▸ **Exercise prompt**
Your copy of the material below should match it exactly, except that it holds no pictures.

Saved entries
──────────
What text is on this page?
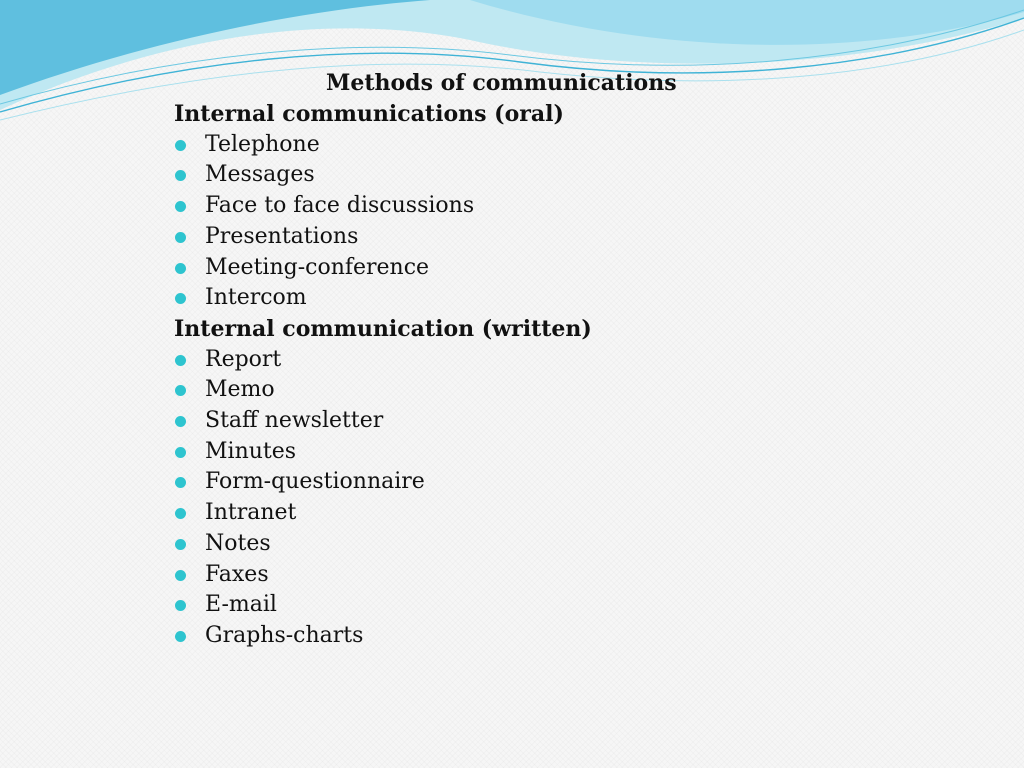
Methods of communications
Internal communications (oral)
Telephone
Messages
Face to face discussions
Presentations
Meeting-conference
Intercom
Internal communication (written)
Report
Memo
Staff newsletter
Minutes
Form-questionnaire
Intranet
Notes
Faxes
E-mail
Graphs-charts
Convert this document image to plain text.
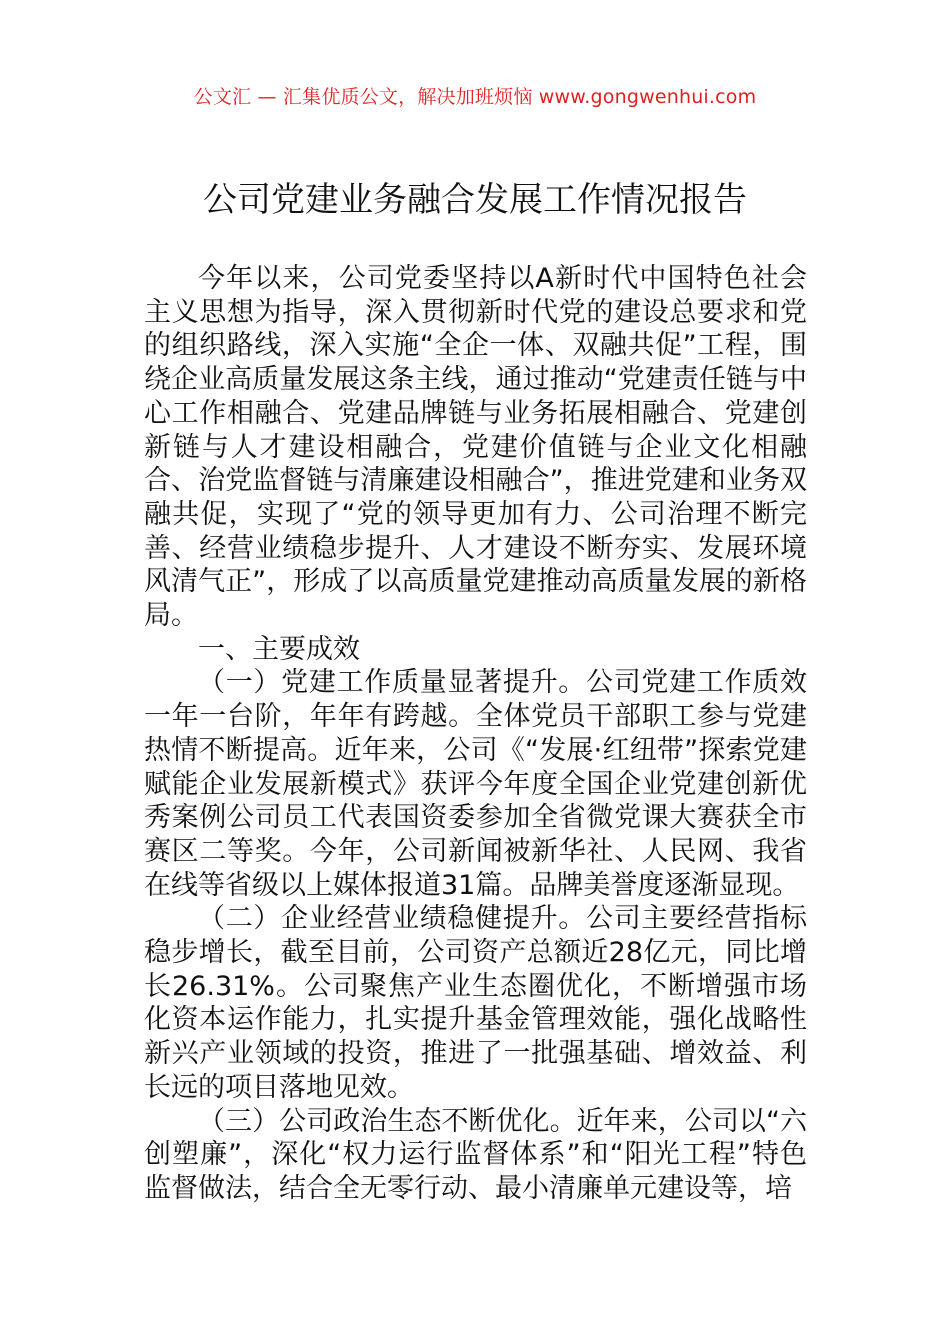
公文汇 — 汇集优质公文，解决加班烦恼 www.gongwenhui.com
公司党建业务融合发展工作情况报告

今年以来，公司党委坚持以A新时代中国特色社会主义思想为指导，深入贯彻新时代党的建设总要求和党的组织路线，深入实施“全企一体、双融共促”工程，围绕企业高质量发展这条主线，通过推动“党建责任链与中心工作相融合、党建品牌链与业务拓展相融合、党建创新链与人才建设相融合，党建价值链与企业文化相融合、治党监督链与清廉建设相融合”，推进党建和业务双融共促，实现了“党的领导更加有力、公司治理不断完善、经营业绩稳步提升、人才建设不断夯实、发展环境风清气正”，形成了以高质量党建推动高质量发展的新格局。

一、主要成效

（一）党建工作质量显著提升。公司党建工作质效一年一台阶，年年有跨越。全体党员干部职工参与党建热情不断提高。近年来，公司《“发展·红纽带”探索党建赋能企业发展新模式》获评今年度全国企业党建创新优秀案例公司员工代表国资委参加全省微党课大赛获全市赛区二等奖。今年，公司新闻被新华社、人民网、我省在线等省级以上媒体报道31篇。品牌美誉度逐渐显现。

（二）企业经营业绩稳健提升。公司主要经营指标稳步增长，截至目前，公司资产总额近28亿元，同比增长26.31%。公司聚焦产业生态圈优化，不断增强市场化资本运作能力，扎实提升基金管理效能，强化战略性新兴产业领域的投资，推进了一批强基础、增效益、利长远的项目落地见效。

（三）公司政治生态不断优化。近年来，公司以“六创塑廉”，深化“权力运行监督体系”和“阳光工程”特色监督做法，结合全无零行动、最小清廉单元建设等，培
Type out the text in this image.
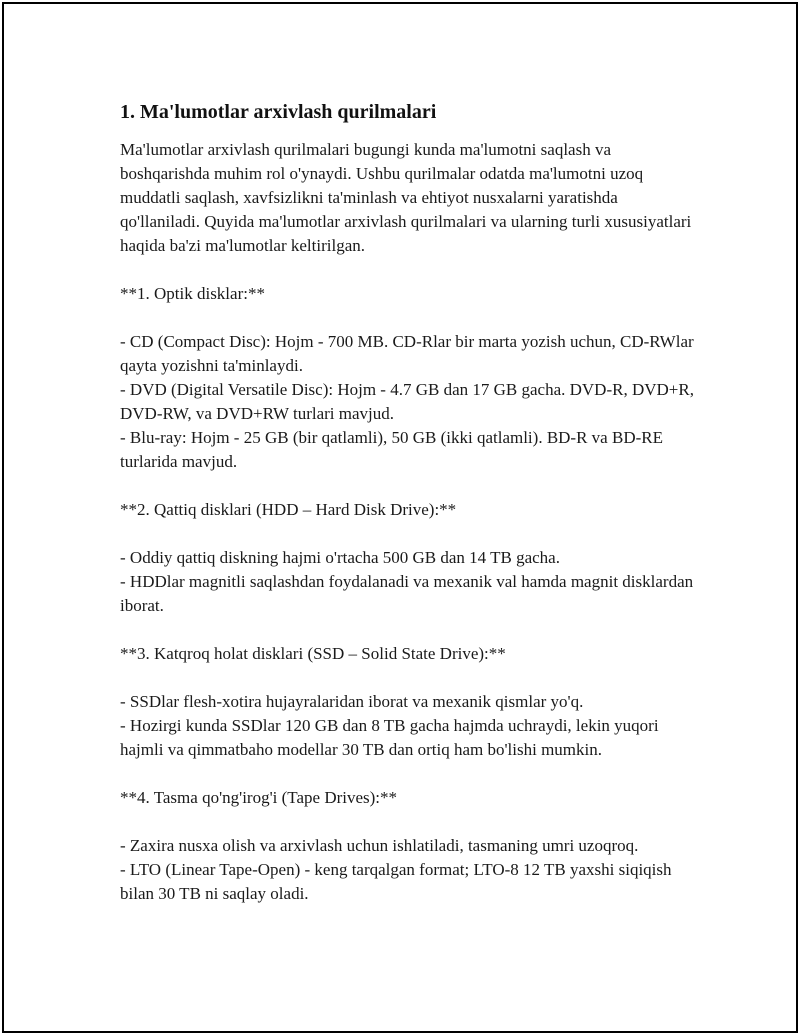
1. Ma'lumotlar arxivlash qurilmalari

Ma'lumotlar arxivlash qurilmalari bugungi kunda ma'lumotni saqlash va boshqarishda muhim rol o'ynaydi. Ushbu qurilmalar odatda ma'lumotni uzoq muddatli saqlash, xavfsizlikni ta'minlash va ehtiyot nusxalarni yaratishda qo'llaniladi. Quyida ma'lumotlar arxivlash qurilmalari va ularning turli xususiyatlari haqida ba'zi ma'lumotlar keltirilgan.

**1. Optik disklar:**

- CD (Compact Disc): Hojm - 700 MB. CD-Rlar bir marta yozish uchun, CD-RWlar qayta yozishni ta'minlaydi.

- DVD (Digital Versatile Disc): Hojm - 4.7 GB dan 17 GB gacha. DVD-R, DVD+R, DVD-RW, va DVD+RW turlari mavjud.

- Blu-ray: Hojm - 25 GB (bir qatlamli), 50 GB (ikki qatlamli). BD-R va BD-RE turlarida mavjud.

**2. Qattiq disklari (HDD – Hard Disk Drive):**

- Oddiy qattiq diskning hajmi o'rtacha 500 GB dan 14 TB gacha.

- HDDlar magnitli saqlashdan foydalanadi va mexanik val hamda magnit disklardan iborat.

**3. Katqroq holat disklari (SSD – Solid State Drive):**

- SSDlar flesh-xotira hujayralaridan iborat va mexanik qismlar yo'q.

- Hozirgi kunda SSDlar 120 GB dan 8 TB gacha hajmda uchraydi, lekin yuqori hajmli va qimmatbaho modellar 30 TB dan ortiq ham bo'lishi mumkin.

**4. Tasma qo'ng'irog'i (Tape Drives):**

- Zaxira nusxa olish va arxivlash uchun ishlatiladi, tasmaning umri uzoqroq.

- LTO (Linear Tape-Open) - keng tarqalgan format; LTO-8 12 TB yaxshi siqiqish bilan 30 TB ni saqlay oladi.
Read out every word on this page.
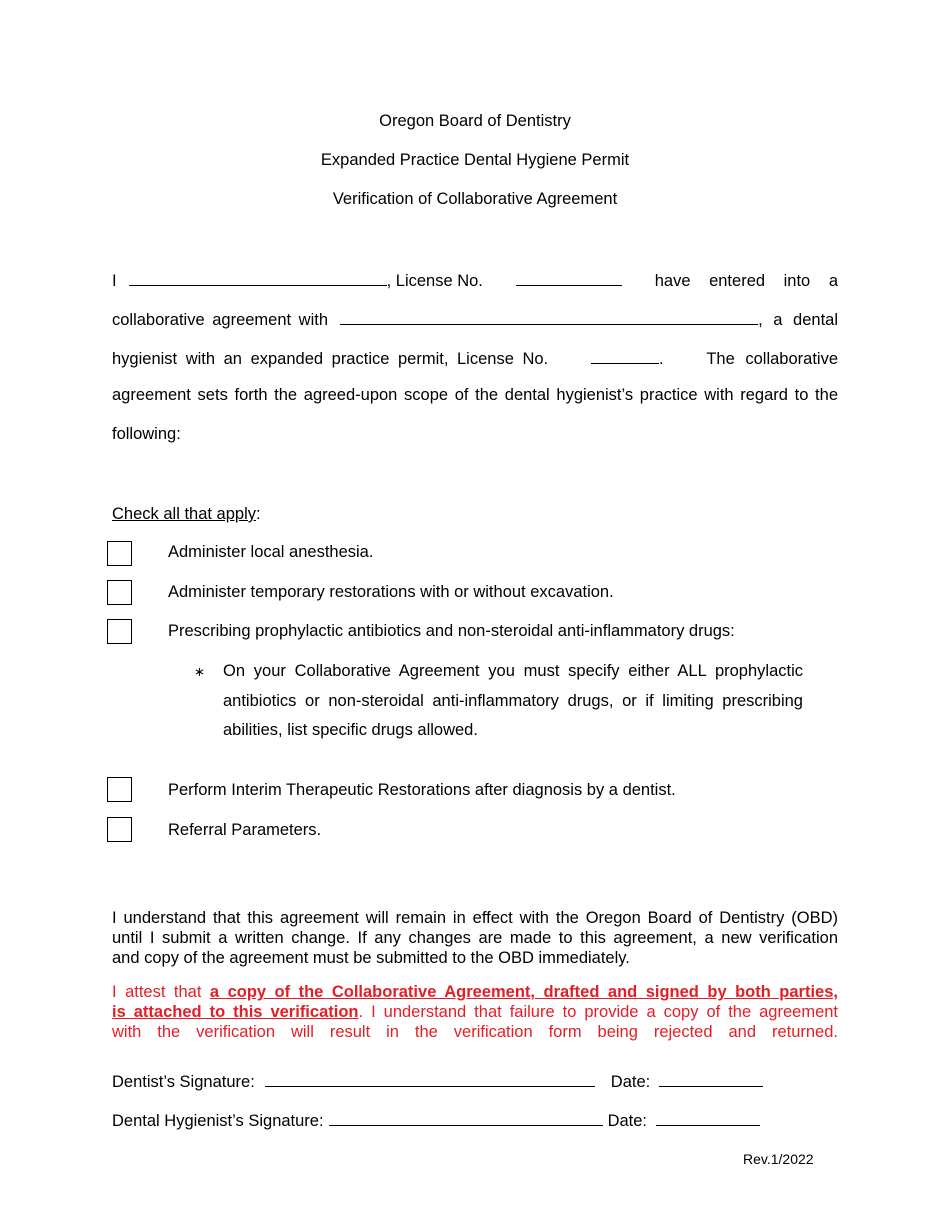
Oregon Board of Dentistry
Expanded Practice Dental Hygiene Permit
Verification of Collaborative Agreement
I	, License No.	have entered into a
collaborative agreement with	, a dental
hygienist with an expanded practice permit, License No.	.	The collaborative
agreement sets forth the agreed-upon scope of the dental hygienist’s practice with regard to the
following:
Check all that apply:
Administer local anesthesia.
Administer temporary restorations with or without excavation.
Prescribing prophylactic antibiotics and non-steroidal anti-inflammatory drugs:
∗ On your Collaborative Agreement you must specify either ALL prophylactic
antibiotics or non-steroidal anti-inflammatory drugs, or if limiting prescribing
abilities, list specific drugs allowed.
Perform Interim Therapeutic Restorations after diagnosis by a dentist.
Referral Parameters.
I understand that this agreement will remain in effect with the Oregon Board of Dentistry (OBD)
until I submit a written change. If any changes are made to this agreement, a new verification
and copy of the agreement must be submitted to the OBD immediately.
I attest that a copy of the Collaborative Agreement, drafted and signed by both parties,
is attached to this verification. I understand that failure to provide a copy of the agreement
with the verification will result in the verification form being rejected and returned.
Dentist’s Signature:	Date:
Dental Hygienist’s Signature:	Date:
Rev.1/2022
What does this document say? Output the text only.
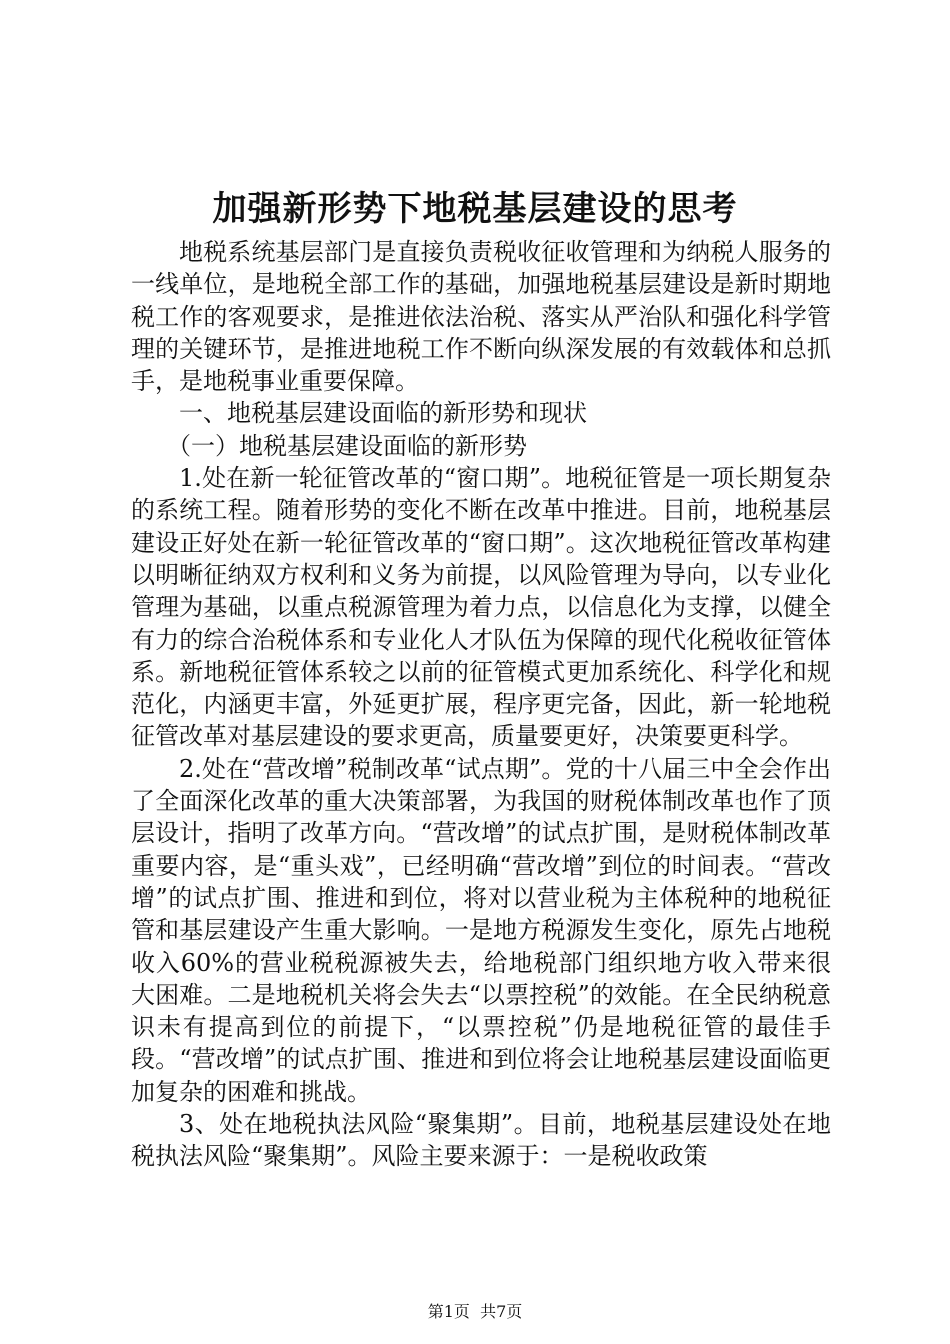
加强新形势下地税基层建设的思考

地税系统基层部门是直接负责税收征收管理和为纳税人服务的一线单位，是地税全部工作的基础，加强地税基层建设是新时期地税工作的客观要求，是推进依法治税、落实从严治队和强化科学管理的关键环节，是推进地税工作不断向纵深发展的有效载体和总抓手，是地税事业重要保障。

一、地税基层建设面临的新形势和现状

（一）地税基层建设面临的新形势

1.处在新一轮征管改革的“窗口期”。地税征管是一项长期复杂的系统工程。随着形势的变化不断在改革中推进。目前，地税基层建设正好处在新一轮征管改革的“窗口期”。这次地税征管改革构建以明晰征纳双方权利和义务为前提，以风险管理为导向，以专业化管理为基础，以重点税源管理为着力点，以信息化为支撑，以健全有力的综合治税体系和专业化人才队伍为保障的现代化税收征管体系。新地税征管体系较之以前的征管模式更加系统化、科学化和规范化，内涵更丰富，外延更扩展，程序更完备，因此，新一轮地税征管改革对基层建设的要求更高，质量要更好，决策要更科学。

2.处在“营改增”税制改革“试点期”。党的十八届三中全会作出了全面深化改革的重大决策部署，为我国的财税体制改革也作了顶层设计，指明了改革方向。“营改增”的试点扩围，是财税体制改革重要内容，是“重头戏”，已经明确“营改增”到位的时间表。“营改增”的试点扩围、推进和到位，将对以营业税为主体税种的地税征管和基层建设产生重大影响。一是地方税源发生变化，原先占地税收入60%的营业税税源被失去，给地税部门组织地方收入带来很大困难。二是地税机关将会失去“以票控税”的效能。在全民纳税意识未有提高到位的前提下，“以票控税”仍是地税征管的最佳手段。“营改增”的试点扩围、推进和到位将会让地税基层建设面临更加复杂的困难和挑战。

3、处在地税执法风险“聚集期”。目前，地税基层建设处在地税执法风险“聚集期”。风险主要来源于：一是税收政策

第1页 共7页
──────────
▸ **Solution to the exercise**
What text is on this page?
Methods of communications
Internal communications (oral)
Telephone
Messages
Face to face discussions
Presentations
Meeting-conference
Intercom
Internal communication (written)
Report
Memo
Staff newsletter
Minutes
Form-questionnaire
Intranet
Notes
Faxes
E-mail
Graphs-charts
Convert this document image to plain text.
公文汇 — 汇集优质公文，解决加班烦恼 www.gongwenhui.com
公司党建业务融合发展工作情况报告

今年以来，公司党委坚持以A新时代中国特色社会主义思想为指导，深入贯彻新时代党的建设总要求和党的组织路线，深入实施“全企一体、双融共促”工程，围绕企业高质量发展这条主线，通过推动“党建责任链与中心工作相融合、党建品牌链与业务拓展相融合、党建创新链与人才建设相融合，党建价值链与企业文化相融合、治党监督链与清廉建设相融合”，推进党建和业务双融共促，实现了“党的领导更加有力、公司治理不断完善、经营业绩稳步提升、人才建设不断夯实、发展环境风清气正”，形成了以高质量党建推动高质量发展的新格局。

一、主要成效

（一）党建工作质量显著提升。公司党建工作质效一年一台阶，年年有跨越。全体党员干部职工参与党建热情不断提高。近年来，公司《“发展·红纽带”探索党建赋能企业发展新模式》获评今年度全国企业党建创新优秀案例公司员工代表国资委参加全省微党课大赛获全市赛区二等奖。今年，公司新闻被新华社、人民网、我省在线等省级以上媒体报道31篇。品牌美誉度逐渐显现。

（二）企业经营业绩稳健提升。公司主要经营指标稳步增长，截至目前，公司资产总额近28亿元，同比增长26.31%。公司聚焦产业生态圈优化，不断增强市场化资本运作能力，扎实提升基金管理效能，强化战略性新兴产业领域的投资，推进了一批强基础、增效益、利长远的项目落地见效。

（三）公司政治生态不断优化。近年来，公司以“六创塑廉”，深化“权力运行监督体系”和“阳光工程”特色监督做法，结合全无零行动、最小清廉单元建设等，培
Type out the text in this image.
1. Ma'lumotlar arxivlash qurilmalari

Ma'lumotlar arxivlash qurilmalari bugungi kunda ma'lumotni saqlash va boshqarishda muhim rol o'ynaydi. Ushbu qurilmalar odatda ma'lumotni uzoq muddatli saqlash, xavfsizlikni ta'minlash va ehtiyot nusxalarni yaratishda qo'llaniladi. Quyida ma'lumotlar arxivlash qurilmalari va ularning turli xususiyatlari haqida ba'zi ma'lumotlar keltirilgan.

**1. Optik disklar:**

- CD (Compact Disc): Hojm - 700 MB. CD-Rlar bir marta yozish uchun, CD-RWlar qayta yozishni ta'minlaydi.

- DVD (Digital Versatile Disc): Hojm - 4.7 GB dan 17 GB gacha. DVD-R, DVD+R, DVD-RW, va DVD+RW turlari mavjud.

- Blu-ray: Hojm - 25 GB (bir qatlamli), 50 GB (ikki qatlamli). BD-R va BD-RE turlarida mavjud.

**2. Qattiq disklari (HDD – Hard Disk Drive):**

- Oddiy qattiq diskning hajmi o'rtacha 500 GB dan 14 TB gacha.

- HDDlar magnitli saqlashdan foydalanadi va mexanik val hamda magnit disklardan iborat.

**3. Katqroq holat disklari (SSD – Solid State Drive):**

- SSDlar flesh-xotira hujayralaridan iborat va mexanik qismlar yo'q.

- Hozirgi kunda SSDlar 120 GB dan 8 TB gacha hajmda uchraydi, lekin yuqori hajmli va qimmatbaho modellar 30 TB dan ortiq ham bo'lishi mumkin.

**4. Tasma qo'ng'irog'i (Tape Drives):**

- Zaxira nusxa olish va arxivlash uchun ishlatiladi, tasmaning umri uzoqroq.

- LTO (Linear Tape-Open) - keng tarqalgan format; LTO-8 12 TB yaxshi siqiqish bilan 30 TB ni saqlay oladi.
Read out every word on this page.
Oregon Board of Dentistry
Expanded Practice Dental Hygiene Permit
Verification of Collaborative Agreement
I	, License No.	have entered into a
collaborative agreement with	, a dental
hygienist with an expanded practice permit, License No.	.	The collaborative
agreement sets forth the agreed-upon scope of the dental hygienist’s practice with regard to the
following:
Check all that apply:
Administer local anesthesia.
Administer temporary restorations with or without excavation.
Prescribing prophylactic antibiotics and non-steroidal anti-inflammatory drugs:
∗ On your Collaborative Agreement you must specify either ALL prophylactic
antibiotics or non-steroidal anti-inflammatory drugs, or if limiting prescribing
abilities, list specific drugs allowed.
Perform Interim Therapeutic Restorations after diagnosis by a dentist.
Referral Parameters.
I understand that this agreement will remain in effect with the Oregon Board of Dentistry (OBD)
until I submit a written change. If any changes are made to this agreement, a new verification
and copy of the agreement must be submitted to the OBD immediately.
I attest that a copy of the Collaborative Agreement, drafted and signed by both parties,
is attached to this verification. I understand that failure to provide a copy of the agreement
with the verification will result in the verification form being rejected and returned.
Dentist’s Signature:	Date:
Dental Hygienist’s Signature:	Date:
Rev.1/2022
What does this document say? Output the text only.
加强新形势下地税基层建设的思考

地税系统基层部门是直接负责税收征收管理和为纳税人服务的一线单位，是地税全部工作的基础，加强地税基层建设是新时期地税工作的客观要求，是推进依法治税、落实从严治队和强化科学管理的关键环节，是推进地税工作不断向纵深发展的有效载体和总抓手，是地税事业重要保障。

一、地税基层建设面临的新形势和现状

（一）地税基层建设面临的新形势

1.处在新一轮征管改革的“窗口期”。地税征管是一项长期复杂的系统工程。随着形势的变化不断在改革中推进。目前，地税基层建设正好处在新一轮征管改革的“窗口期”。这次地税征管改革构建以明晰征纳双方权利和义务为前提，以风险管理为导向，以专业化管理为基础，以重点税源管理为着力点，以信息化为支撑，以健全有力的综合治税体系和专业化人才队伍为保障的现代化税收征管体系。新地税征管体系较之以前的征管模式更加系统化、科学化和规范化，内涵更丰富，外延更扩展，程序更完备，因此，新一轮地税征管改革对基层建设的要求更高，质量要更好，决策要更科学。

2.处在“营改增”税制改革“试点期”。党的十八届三中全会作出了全面深化改革的重大决策部署，为我国的财税体制改革也作了顶层设计，指明了改革方向。“营改增”的试点扩围，是财税体制改革重要内容，是“重头戏”，已经明确“营改增”到位的时间表。“营改增”的试点扩围、推进和到位，将对以营业税为主体税种的地税征管和基层建设产生重大影响。一是地方税源发生变化，原先占地税收入60%的营业税税源被失去，给地税部门组织地方收入带来很大困难。二是地税机关将会失去“以票控税”的效能。在全民纳税意识未有提高到位的前提下，“以票控税”仍是地税征管的最佳手段。“营改增”的试点扩围、推进和到位将会让地税基层建设面临更加复杂的困难和挑战。

3、处在地税执法风险“聚集期”。目前，地税基层建设处在地税执法风险“聚集期”。风险主要来源于：一是税收政策

第1页 共7页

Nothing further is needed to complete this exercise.